Short exercise -
Repeat every record below exactly as it appears.

::::

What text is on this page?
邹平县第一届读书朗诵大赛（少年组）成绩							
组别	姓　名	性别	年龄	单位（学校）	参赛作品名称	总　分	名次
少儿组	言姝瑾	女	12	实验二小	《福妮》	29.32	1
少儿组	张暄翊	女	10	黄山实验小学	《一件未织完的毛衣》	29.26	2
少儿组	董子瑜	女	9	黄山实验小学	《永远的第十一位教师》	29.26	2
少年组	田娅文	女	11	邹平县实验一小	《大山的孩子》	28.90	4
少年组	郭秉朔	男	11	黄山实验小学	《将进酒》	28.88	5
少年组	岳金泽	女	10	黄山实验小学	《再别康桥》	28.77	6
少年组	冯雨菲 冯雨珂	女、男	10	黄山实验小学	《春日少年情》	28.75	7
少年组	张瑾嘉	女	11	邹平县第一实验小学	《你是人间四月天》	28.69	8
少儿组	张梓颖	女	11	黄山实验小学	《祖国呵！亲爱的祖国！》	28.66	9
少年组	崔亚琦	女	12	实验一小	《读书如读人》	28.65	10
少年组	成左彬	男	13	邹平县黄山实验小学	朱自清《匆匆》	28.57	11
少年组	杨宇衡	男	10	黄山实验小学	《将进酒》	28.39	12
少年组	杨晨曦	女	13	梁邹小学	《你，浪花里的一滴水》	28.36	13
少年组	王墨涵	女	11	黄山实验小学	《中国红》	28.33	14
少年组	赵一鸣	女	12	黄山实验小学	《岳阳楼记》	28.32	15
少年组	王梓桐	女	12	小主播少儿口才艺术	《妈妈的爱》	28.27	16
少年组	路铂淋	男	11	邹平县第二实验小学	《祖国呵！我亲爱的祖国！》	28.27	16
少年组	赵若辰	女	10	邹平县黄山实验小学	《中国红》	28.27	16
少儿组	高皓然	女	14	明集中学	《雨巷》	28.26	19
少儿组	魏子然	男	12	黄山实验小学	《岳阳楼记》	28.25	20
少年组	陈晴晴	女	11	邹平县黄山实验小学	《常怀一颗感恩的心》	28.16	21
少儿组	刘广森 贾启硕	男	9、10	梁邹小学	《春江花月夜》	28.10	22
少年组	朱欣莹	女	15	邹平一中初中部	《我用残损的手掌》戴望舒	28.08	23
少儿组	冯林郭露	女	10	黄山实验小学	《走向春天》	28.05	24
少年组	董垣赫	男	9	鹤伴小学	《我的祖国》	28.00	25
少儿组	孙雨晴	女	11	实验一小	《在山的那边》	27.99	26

::::

Task response -
What text is on this page?
邹平县第一届读书朗诵大赛（少年组）成绩							
组别	姓　名	性别	年龄	单位（学校）	参赛作品名称	总　分	名次
少儿组	言姝瑾	女	12	实验二小	《福妮》	29.32	1
少儿组	张暄翊	女	10	黄山实验小学	《一件未织完的毛衣》	29.26	2
少儿组	董子瑜	女	9	黄山实验小学	《永远的第十一位教师》	29.26	2
少年组	田娅文	女	11	邹平县实验一小	《大山的孩子》	28.90	4
少年组	郭秉朔	男	11	黄山实验小学	《将进酒》	28.88	5
少年组	岳金泽	女	10	黄山实验小学	《再别康桥》	28.77	6
少年组	冯雨菲 冯雨珂	女、男	10	黄山实验小学	《春日少年情》	28.75	7
少年组	张瑾嘉	女	11	邹平县第一实验小学	《你是人间四月天》	28.69	8
少儿组	张梓颖	女	11	黄山实验小学	《祖国呵！亲爱的祖国！》	28.66	9
少年组	崔亚琦	女	12	实验一小	《读书如读人》	28.65	10
少年组	成左彬	男	13	邹平县黄山实验小学	朱自清《匆匆》	28.57	11
少年组	杨宇衡	男	10	黄山实验小学	《将进酒》	28.39	12
少年组	杨晨曦	女	13	梁邹小学	《你，浪花里的一滴水》	28.36	13
少年组	王墨涵	女	11	黄山实验小学	《中国红》	28.33	14
少年组	赵一鸣	女	12	黄山实验小学	《岳阳楼记》	28.32	15
少年组	王梓桐	女	12	小主播少儿口才艺术	《妈妈的爱》	28.27	16
少年组	路铂淋	男	11	邹平县第二实验小学	《祖国呵！我亲爱的祖国！》	28.27	16
少年组	赵若辰	女	10	邹平县黄山实验小学	《中国红》	28.27	16
少儿组	高皓然	女	14	明集中学	《雨巷》	28.26	19
少儿组	魏子然	男	12	黄山实验小学	《岳阳楼记》	28.25	20
少年组	陈晴晴	女	11	邹平县黄山实验小学	《常怀一颗感恩的心》	28.16	21
少儿组	刘广森 贾启硕	男	9、10	梁邹小学	《春江花月夜》	28.10	22
少年组	朱欣莹	女	15	邹平一中初中部	《我用残损的手掌》戴望舒	28.08	23
少儿组	冯林郭露	女	10	黄山实验小学	《走向春天》	28.05	24
少年组	董垣赫	男	9	鹤伴小学	《我的祖国》	28.00	25
少儿组	孙雨晴	女	11	实验一小	《在山的那边》	27.99	26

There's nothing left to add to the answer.